▽

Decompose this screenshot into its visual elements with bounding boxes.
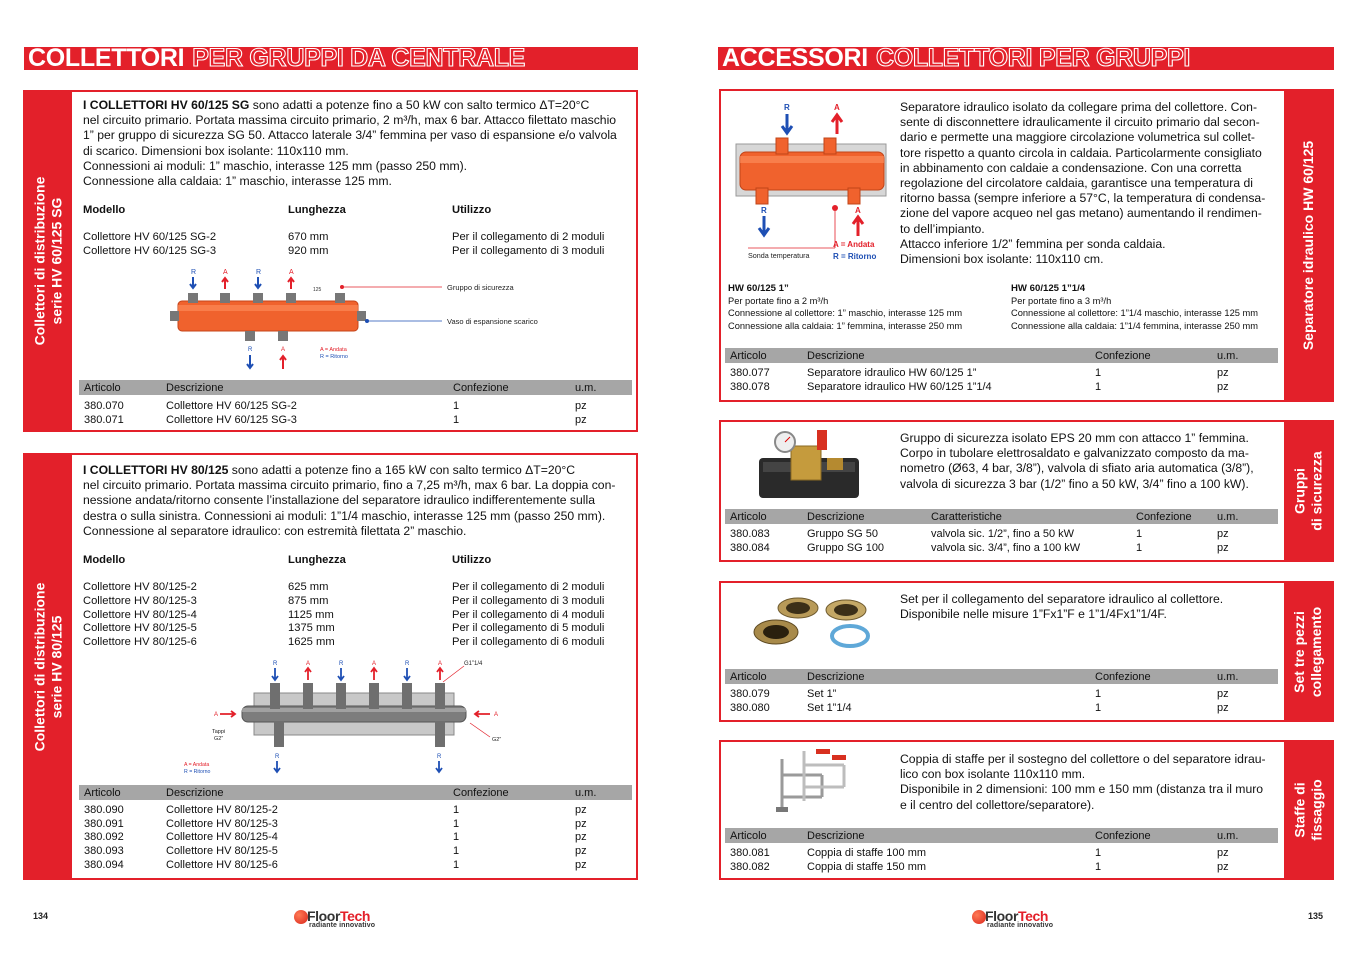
svg-text:R: R [761,206,767,215]
side-label-safety: Gruppi di sicurezza [1284,421,1333,561]
hv80-diagram [180,657,520,777]
probe-dot [832,205,838,211]
logo-tagline: radiante innovativo [987,922,1054,929]
intro-safety: Gruppo di sicurezza isolato EPS 20 mm con attacco 1” femmina. Corpo in tubolare elettrosaldato e galvanizzato composto da ma- nometro (Ø63, 4 bar, 3/8”), valvola di sfiato aria automatica (3/8”), valvola di sicurezza 3 bar (1/2” fino a 50 kW, 3/4” fino a 100 kW). [900,431,1254,491]
table-header: Articolo Descrizione Confezione u.m. [79,785,632,800]
article-table-separator [725,348,1278,394]
svg-text:A: A [281,347,286,353]
dim-label: 125 [313,287,322,293]
svg-text:R = Ritorno: R = Ritorno [833,252,877,261]
brand-logo-right: FloorTech radiante innovativo [972,908,1082,932]
left-banner-outline: PER GRUPPI DA CENTRALE [192,47,526,70]
article-table-fittings [725,669,1278,715]
intro-line: di scarico. Dimensioni box isolante: 110x110 mm. [83,143,349,158]
hv60-diagram [170,265,560,375]
svg-text:R: R [248,347,253,353]
separator-diagram [728,98,893,268]
svg-text:A: A [372,661,377,667]
spec-hw60-1: HW 60/125 1” Per portate fino a 2 m³/h Connessione al collettore: 1” maschio, interasse 125 mm Connessione alla caldaia: 1” femmina, interasse 250 mm [728,283,963,331]
top-arrow-label: A [223,269,228,276]
model-header: Modello [83,204,126,216]
svg-text:A: A [214,712,219,718]
model-row: Collettore HV 80/125-4 1125 mm Per il collegamento di 4 moduli [83,608,605,621]
side-label-line: serie HV 80/125 [48,615,64,718]
top-arrow-label: R [191,269,197,276]
side-label-line: serie HV 60/125 SG [48,197,64,325]
svg-text:A: A [494,712,499,718]
svg-text:R: R [784,103,790,112]
svg-text:R: R [273,661,278,667]
left-banner-solid: COLLETTORI [28,47,185,70]
table-row: 380.082 Coppia di staffe 150 mm 1 pz [730,860,1229,873]
model-row: Collettore HV 80/125-3 875 mm Per il collegamento di 3 moduli [83,594,605,607]
intro-line: Connessioni ai moduli: 1” maschio, interasse 125 mm (passo 250 mm). [83,158,468,173]
svg-text:G1”1/4: G1”1/4 [464,661,483,667]
fittings-photo [750,590,880,650]
spec-hw60-114: HW 60/125 1”1/4 Per portate fino a 3 m³/h Connessione al collettore: 1”1/4 maschio, interasse 125 mm Connessione alla caldaia: 1”1/4 femmina, interasse 250 mm [1011,283,1259,331]
intro-hv80 [83,463,629,539]
safety-group-photo [755,428,865,506]
svg-text:G2”: G2” [492,737,502,743]
use-header: Utilizzo [452,204,492,216]
table-row: 380.091 Collettore HV 80/125-3 1 pz [84,817,587,830]
intro-line: I COLLETTORI HV 80/125 sono adatti a potenze fino a 165 kW con salto termico ΔT=20°C [83,463,576,477]
page-number-left: 134 [33,911,49,921]
logo-tagline: radiante innovativo [309,922,376,929]
table-row: 380.081 Coppia di staffe 100 mm 1 pz [730,846,1229,859]
length-header: Lunghezza [288,204,346,216]
side-label-fittings: Set tre pezzi collegamento [1284,582,1333,721]
side-label-line: Collettori di distribuzione [31,582,47,751]
svg-text:R: R [339,661,344,667]
side-label-brackets: Staffe di fissaggio [1284,741,1333,879]
table-header: Articolo Descrizione Confezione u.m. [79,380,632,395]
hv80-top-arrows [272,661,443,680]
page-number-right: 135 [1308,911,1324,921]
article-table-hv80 [79,785,632,872]
svg-text:R: R [275,754,280,760]
table-row: 380.079 Set 1” 1 pz [730,687,1229,700]
intro-separator: Separatore idraulico isolato da collegare prima del collettore. Con- sente di disconnettere idraulicamente il circuito primario dal secon- dario e permette una maggiore circolazione volumetrica sul collet- tore rispetto a quanto circola in caldaia. Particolarmente consigliato in abbinamento con caldaie a condensazione. Con una corretta regolazione del circolatore caldaia, garantisce una temperatura di ritorno bassa (sempre inferiore a 57°C, la temperatura di condensa- zione del vapore acqueo nel gas metano) aumentando il rendimen- to dell’impianto. Attacco inferiore 1/2” femmina per sonda caldaia. Dimensioni box isolante: 110x110 cm. [900,100,1266,267]
model-row: Collettore HV 60/125 SG-2 670 mm Per il collegamento di 2 moduli [83,231,605,243]
intro-line: Connessione al separatore idraulico: con estremità filettata 2” maschio. [83,523,467,538]
side-label-line: Collettori di distribuzione [31,176,47,346]
table-row: 380.094 Collettore HV 80/125-6 1 pz [84,859,587,872]
model-table-hv60 [83,204,652,259]
table-row: 380.080 Set 1”1/4 1 pz [730,701,1229,714]
table-row: 380.090 Collettore HV 80/125-2 1 pz [84,803,587,816]
article-table-brackets [725,828,1278,874]
svg-text:R: R [437,754,442,760]
right-banner [718,47,1334,70]
model-row: Collettore HV 80/125-2 625 mm Per il collegamento di 2 moduli [83,581,605,593]
side-label-hv80 [24,454,72,879]
legend-r: R = Ritorno [320,354,348,360]
hv60-top-arrows [190,269,294,289]
side-label-hv60 [24,91,72,431]
table-header: Articolo Descrizione Confezione u.m. [725,828,1278,843]
brand-logo-left: FloorTech radiante innovativo [294,908,404,932]
intro-line: Connessione alla caldaia: 1” maschio, interasse 125 mm. [83,174,392,189]
svg-text:A = Andata: A = Andata [833,240,875,249]
intro-line: I COLLETTORI HV 60/125 SG sono adatti a potenze fino a 50 kW con salto termico ΔT=20°C [83,98,590,112]
article-table-hv60 [79,380,632,427]
seal-ring-icon [832,626,868,646]
model-row: Collettore HV 60/125 SG-3 920 mm Per il collegamento di 3 moduli [83,244,605,257]
logo-dot-icon [972,910,986,924]
legend-a: A = Andata [320,347,347,353]
table-header: Articolo Descrizione Confezione u.m. [725,669,1278,684]
svg-text:Tappi: Tappi [212,729,226,735]
table-row: 380.078 Separatore idraulico HW 60/125 1”1/4 1 pz [730,380,1229,393]
right-banner-solid: ACCESSORI [722,47,868,70]
intro-line: nel circuito primario. Portata massima circuito primario, fino a 7,25 m³/h, max 6 bar. La doppia con- [83,478,616,493]
svg-text:R = Ritorno: R = Ritorno [184,769,211,775]
svg-text:A: A [438,661,443,667]
intro-line: nel circuito primario. Portata massima circuito primario, 2 m³/h, max 6 bar. Attacco filettato maschio [83,113,617,128]
svg-text:A: A [855,206,861,215]
right-banner-outline: COLLETTORI PER GRUPPI [875,47,1191,70]
label-expansion: Vaso di espansione scarico [447,317,538,326]
table-row: 380.083 Gruppo SG 50 valvola sic. 1/2”, fino a 50 kW 1 pz [730,527,1229,540]
intro-line: nessione andata/ritorno consente l’installazione del separatore idraulico indifferentemente sulla [83,493,595,508]
model-row: Collettore HV 80/125-5 1375 mm Per il collegamento di 5 moduli [83,622,605,635]
side-label-separator: Separatore idraulico HW 60/125 [1284,90,1333,401]
intro-fittings: Set per il collegamento del separatore idraulico al collettore. Disponibile nelle misure 1”Fx1”F e 1”1/4Fx1”1/4F. [900,592,1224,622]
hv60-bottom-arrows [247,347,286,369]
svg-text:R: R [405,661,410,667]
hv80-bottom-arrows [274,754,442,772]
svg-text:A: A [834,103,840,112]
table-row: 380.084 Gruppo SG 100 valvola sic. 3/4”, fino a 100 kW 1 pz [730,541,1229,554]
model-table-hv80: Modello Lunghezza Utilizzo Collettore HV 80/125-2 625 mm Per il collegamento di 2 moduli Collettore HV 80/125-3 875 mm Per il collegamento di 3 moduli Collettore HV 80/125-4 1125 mm Per il collegamento di 4 moduli Collettore HV 80/125-5 1375 mm Per il collegamento di 5 moduli Collettore HV 80/125-6 1625 mm Per il collegamento di 6 moduli [83,554,652,650]
brackets-photo [770,745,860,817]
intro-brackets: Coppia di staffe per il sostegno del collettore o del separatore idrau- lico con box isolante 110x110 mm. Disponibile in 2 dimensioni: 100 mm e 150 mm (distanza tra il muro e il centro del collettore/separatore). [900,752,1266,812]
model-row: Collettore HV 80/125-6 1625 mm Per il collegamento di 6 moduli [83,636,605,649]
table-row: 380.077 Separatore idraulico HW 60/125 1” 1 pz [730,366,1229,379]
intro-line: destra o sulla sinistra. Connessioni ai moduli: 1”1/4 maschio, interasse 125 mm (passo 250 mm). [83,508,606,523]
svg-text:G2”: G2” [214,736,224,742]
table-row: 380.093 Collettore HV 80/125-5 1 pz [84,845,587,858]
label-safety: Gruppo di sicurezza [447,283,514,292]
top-arrow-label: A [289,269,294,276]
svg-text:A = Andata: A = Andata [184,762,210,768]
logo-dot-icon [294,910,308,924]
intro-line: 1” per gruppo di sicurezza SG 50. Attacco laterale 3/4” femmina per vaso di espansione e/o valvola [83,128,617,143]
table-header: Articolo Descrizione Caratteristiche Confezione u.m. [725,509,1278,524]
article-table-safety [725,509,1278,555]
intro-hv60 [83,98,629,189]
top-arrow-label: R [256,269,262,276]
table-row: 380.070 Collettore HV 60/125 SG-2 1 pz [84,399,587,412]
probe-label: Sonda temperatura [748,251,810,260]
left-banner [24,47,638,70]
svg-text:A: A [306,661,311,667]
table-row: 380.092 Collettore HV 80/125-4 1 pz [84,831,587,844]
table-header: Articolo Descrizione Confezione u.m. [725,348,1278,363]
table-row: 380.071 Collettore HV 60/125 SG-3 1 pz [84,413,587,426]
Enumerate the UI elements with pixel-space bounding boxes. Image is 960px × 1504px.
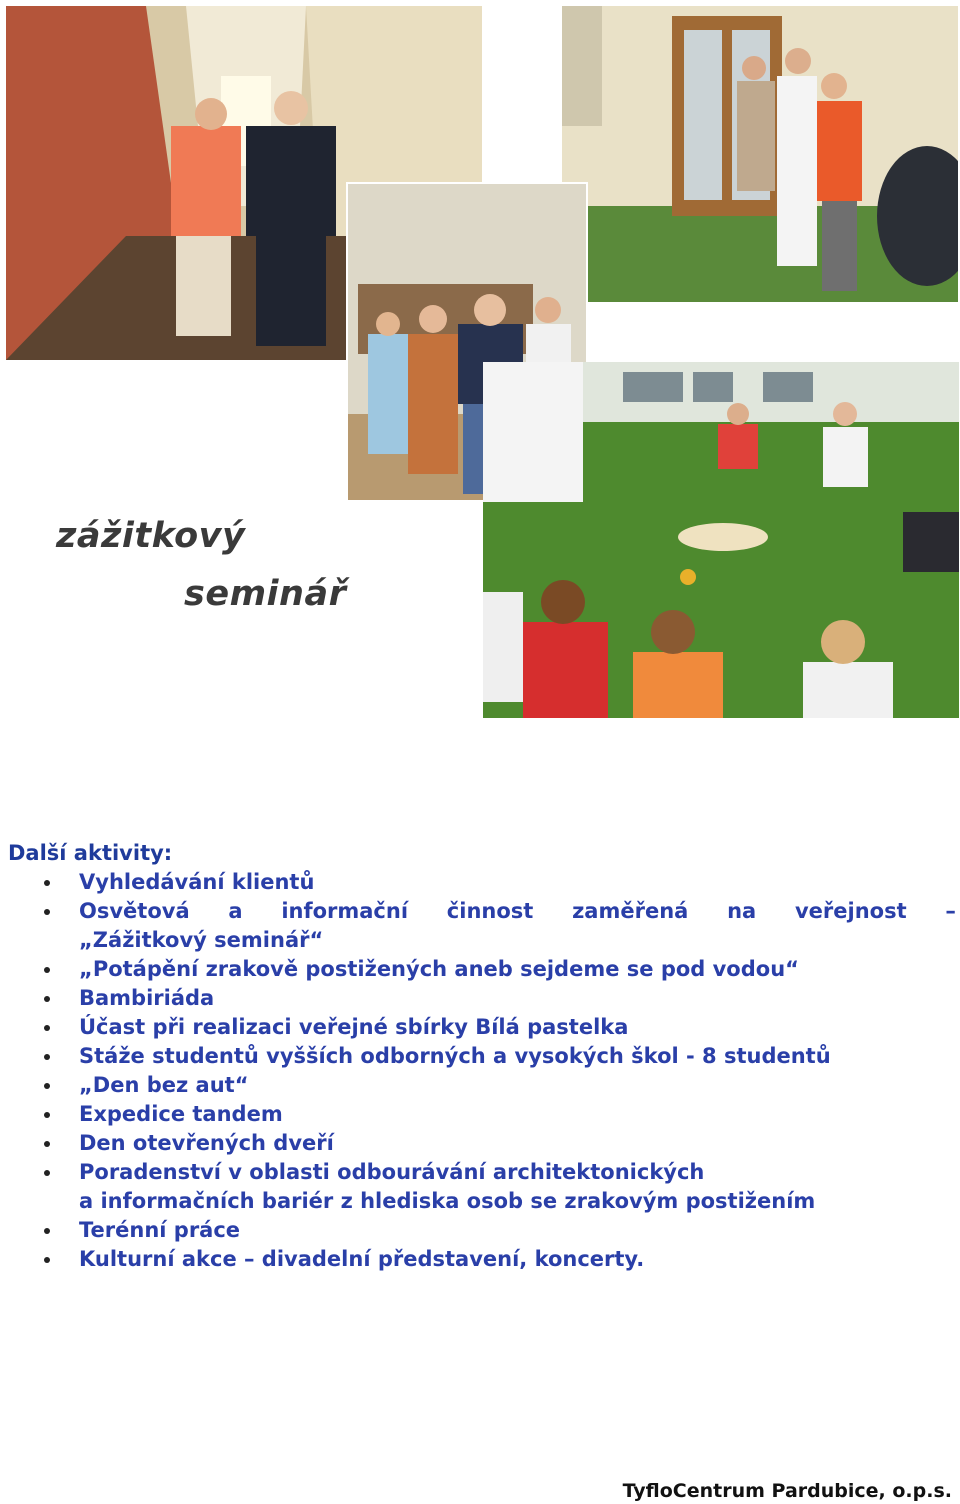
- caption-line-1: zážitkový: [56, 516, 246, 556]
- list-item: [8, 897, 956, 926]
- photo-lawn: [483, 362, 959, 718]
- activities-heading: Další aktivity:: [8, 841, 173, 865]
- list-item: „Den bez aut“: [8, 1071, 956, 1100]
- list-item: Bambiriáda: [8, 984, 956, 1013]
- list-item: Poradenství v oblasti odbourávání architektonických: [8, 1158, 956, 1187]
- list-item: Expedice tandem: [8, 1100, 956, 1129]
- list-item: Účast při realizaci veřejné sbírky Bílá pastelka: [8, 1013, 956, 1042]
- list-item: Vyhledávání klientů: [8, 868, 956, 897]
- caption-line-2: seminář: [184, 574, 347, 614]
- justified-line: Osvětová a informační činnost zaměřená na veřejnost –: [79, 899, 956, 923]
- activities-list: [8, 868, 956, 1274]
- list-item: Den otevřených dveří: [8, 1129, 956, 1158]
- list-item: Kulturní akce – divadelní představení, koncerty.: [8, 1245, 956, 1274]
- list-item: Terénní práce: [8, 1216, 956, 1245]
- list-item-continuation: a informačních bariér z hlediska osob se zrakovým postižením: [79, 1189, 816, 1213]
- photo-entrance: [562, 6, 958, 302]
- list-item-continuation: „Zážitkový seminář“: [79, 928, 324, 952]
- footer-organization: TyfloCentrum Pardubice, o.p.s.: [622, 1480, 952, 1502]
- list-item: „Potápění zrakově postižených aneb sejdeme se pod vodou“: [8, 955, 956, 984]
- list-item: Stáže studentů vyšších odborných a vysokých škol - 8 studentů: [8, 1042, 956, 1071]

△

The exercise -
Start at the line containing "svg-text:R: R [761,206,767,215]" and copy every line through the one containing "table-row: 380.082 Coppia", reproducing each without any change.

Right answer -
svg-text:R: R [761,206,767,215]
side-label-safety: Gruppi di sicurezza [1284,421,1333,561]
hv80-diagram [180,657,520,777]
probe-dot [832,205,838,211]
logo-tagline: radiante innovativo [987,922,1054,929]
intro-safety: Gruppo di sicurezza isolato EPS 20 mm con attacco 1” femmina. Corpo in tubolare elettrosaldato e galvanizzato composto da ma- nometro (Ø63, 4 bar, 3/8”), valvola di sfiato aria automatica (3/8”), valvola di sicurezza 3 bar (1/2” fino a 50 kW, 3/4” fino a 100 kW). [900,431,1254,491]
table-header: Articolo Descrizione Confezione u.m. [79,785,632,800]
article-table-separator [725,348,1278,394]
svg-text:A: A [281,347,286,353]
dim-label: 125 [313,287,322,293]
svg-text:R = Ritorno: R = Ritorno [833,252,877,261]
brand-logo-right: FloorTech radiante innovativo [972,908,1082,932]
left-banner-outline: PER GRUPPI DA CENTRALE [192,47,526,70]
article-table-fittings [725,669,1278,715]
intro-line: di scarico. Dimensioni box isolante: 110x110 mm. [83,143,349,158]
hv60-diagram [170,265,560,375]
svg-text:R: R [248,347,253,353]
separator-diagram [728,98,893,268]
svg-text:A: A [372,661,377,667]
spec-hw60-1: HW 60/125 1” Per portate fino a 2 m³/h Connessione al collettore: 1” maschio, interasse 125 mm Connessione alla caldaia: 1” femmina, interasse 250 mm [728,283,963,331]
top-arrow-label: A [223,269,228,276]
model-header: Modello [83,204,126,216]
svg-text:A: A [214,712,219,718]
model-row: Collettore HV 80/125-4 1125 mm Per il collegamento di 4 moduli [83,608,605,621]
side-label-line: serie HV 80/125 [48,615,64,718]
top-arrow-label: R [191,269,197,276]
side-label-line: serie HV 60/125 SG [48,197,64,325]
svg-text:A: A [494,712,499,718]
svg-text:R: R [784,103,790,112]
svg-text:R: R [273,661,278,667]
left-banner-solid: COLLETTORI [28,47,185,70]
table-row: 380.082 Coppia di staffe 150 mm 1 pz [730,860,1229,873]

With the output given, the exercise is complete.